Images do not belong in the copy. Retype all the entries below exactly.
┏━━
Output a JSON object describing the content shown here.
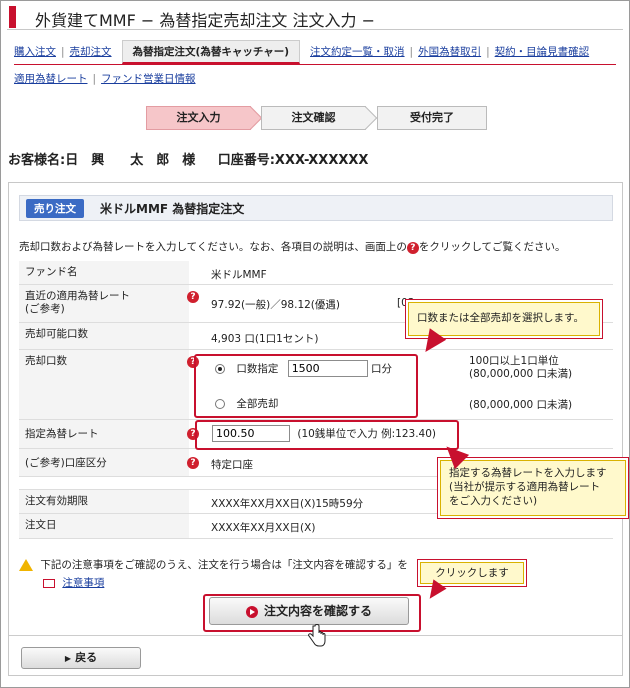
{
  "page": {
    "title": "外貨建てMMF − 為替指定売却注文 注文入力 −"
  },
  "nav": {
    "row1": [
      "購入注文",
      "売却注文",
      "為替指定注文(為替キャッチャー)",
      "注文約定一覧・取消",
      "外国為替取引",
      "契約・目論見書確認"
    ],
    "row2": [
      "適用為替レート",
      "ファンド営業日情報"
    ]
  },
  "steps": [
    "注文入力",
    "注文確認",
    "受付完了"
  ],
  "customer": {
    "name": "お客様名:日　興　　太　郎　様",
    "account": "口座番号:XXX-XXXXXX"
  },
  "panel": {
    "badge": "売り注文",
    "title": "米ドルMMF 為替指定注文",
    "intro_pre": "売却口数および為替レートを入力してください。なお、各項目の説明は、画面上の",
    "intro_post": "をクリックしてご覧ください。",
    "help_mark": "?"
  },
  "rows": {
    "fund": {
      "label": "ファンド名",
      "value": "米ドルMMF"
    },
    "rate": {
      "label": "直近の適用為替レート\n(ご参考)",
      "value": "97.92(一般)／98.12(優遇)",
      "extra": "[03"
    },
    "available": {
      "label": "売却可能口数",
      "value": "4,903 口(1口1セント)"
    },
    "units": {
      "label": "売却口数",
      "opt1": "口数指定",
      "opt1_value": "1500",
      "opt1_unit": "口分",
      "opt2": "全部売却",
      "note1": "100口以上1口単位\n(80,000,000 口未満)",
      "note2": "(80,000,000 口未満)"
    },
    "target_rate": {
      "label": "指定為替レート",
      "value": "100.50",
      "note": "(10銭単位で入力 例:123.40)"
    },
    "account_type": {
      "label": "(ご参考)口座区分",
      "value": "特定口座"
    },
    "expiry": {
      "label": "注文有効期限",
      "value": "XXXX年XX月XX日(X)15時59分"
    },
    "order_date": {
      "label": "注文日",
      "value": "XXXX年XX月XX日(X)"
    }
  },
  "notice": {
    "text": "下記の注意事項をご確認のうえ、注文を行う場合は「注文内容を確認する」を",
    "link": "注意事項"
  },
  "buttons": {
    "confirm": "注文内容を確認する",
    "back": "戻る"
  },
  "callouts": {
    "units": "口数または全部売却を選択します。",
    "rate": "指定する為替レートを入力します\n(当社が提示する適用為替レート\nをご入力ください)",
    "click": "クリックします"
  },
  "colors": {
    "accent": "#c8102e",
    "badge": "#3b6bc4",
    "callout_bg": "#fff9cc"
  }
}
┗━━
◆ ANSWER TO THIS EXERCISE:
Output a JSON object describing the content shown here.
{
  "page": {
    "title": "外貨建てMMF − 為替指定売却注文 注文入力 −"
  },
  "nav": {
    "row1": [
      "購入注文",
      "売却注文",
      "為替指定注文(為替キャッチャー)",
      "注文約定一覧・取消",
      "外国為替取引",
      "契約・目論見書確認"
    ],
    "row2": [
      "適用為替レート",
      "ファンド営業日情報"
    ]
  },
  "steps": [
    "注文入力",
    "注文確認",
    "受付完了"
  ],
  "customer": {
    "name": "お客様名:日　興　　太　郎　様",
    "account": "口座番号:XXX-XXXXXX"
  },
  "panel": {
    "badge": "売り注文",
    "title": "米ドルMMF 為替指定注文",
    "intro_pre": "売却口数および為替レートを入力してください。なお、各項目の説明は、画面上の",
    "intro_post": "をクリックしてご覧ください。",
    "help_mark": "?"
  },
  "rows": {
    "fund": {
      "label": "ファンド名",
      "value": "米ドルMMF"
    },
    "rate": {
      "label": "直近の適用為替レート\n(ご参考)",
      "value": "97.92(一般)／98.12(優遇)",
      "extra": "[03"
    },
    "available": {
      "label": "売却可能口数",
      "value": "4,903 口(1口1セント)"
    },
    "units": {
      "label": "売却口数",
      "opt1": "口数指定",
      "opt1_value": "1500",
      "opt1_unit": "口分",
      "opt2": "全部売却",
      "note1": "100口以上1口単位\n(80,000,000 口未満)",
      "note2": "(80,000,000 口未満)"
    },
    "target_rate": {
      "label": "指定為替レート",
      "value": "100.50",
      "note": "(10銭単位で入力 例:123.40)"
    },
    "account_type": {
      "label": "(ご参考)口座区分",
      "value": "特定口座"
    },
    "expiry": {
      "label": "注文有効期限",
      "value": "XXXX年XX月XX日(X)15時59分"
    },
    "order_date": {
      "label": "注文日",
      "value": "XXXX年XX月XX日(X)"
    }
  },
  "notice": {
    "text": "下記の注意事項をご確認のうえ、注文を行う場合は「注文内容を確認する」を",
    "link": "注意事項"
  },
  "buttons": {
    "confirm": "注文内容を確認する",
    "back": "戻る"
  },
  "callouts": {
    "units": "口数または全部売却を選択します。",
    "rate": "指定する為替レートを入力します\n(当社が提示する適用為替レート\nをご入力ください)",
    "click": "クリックします"
  },
  "colors": {
    "accent": "#c8102e",
    "badge": "#3b6bc4",
    "callout_bg": "#fff9cc"
  }
}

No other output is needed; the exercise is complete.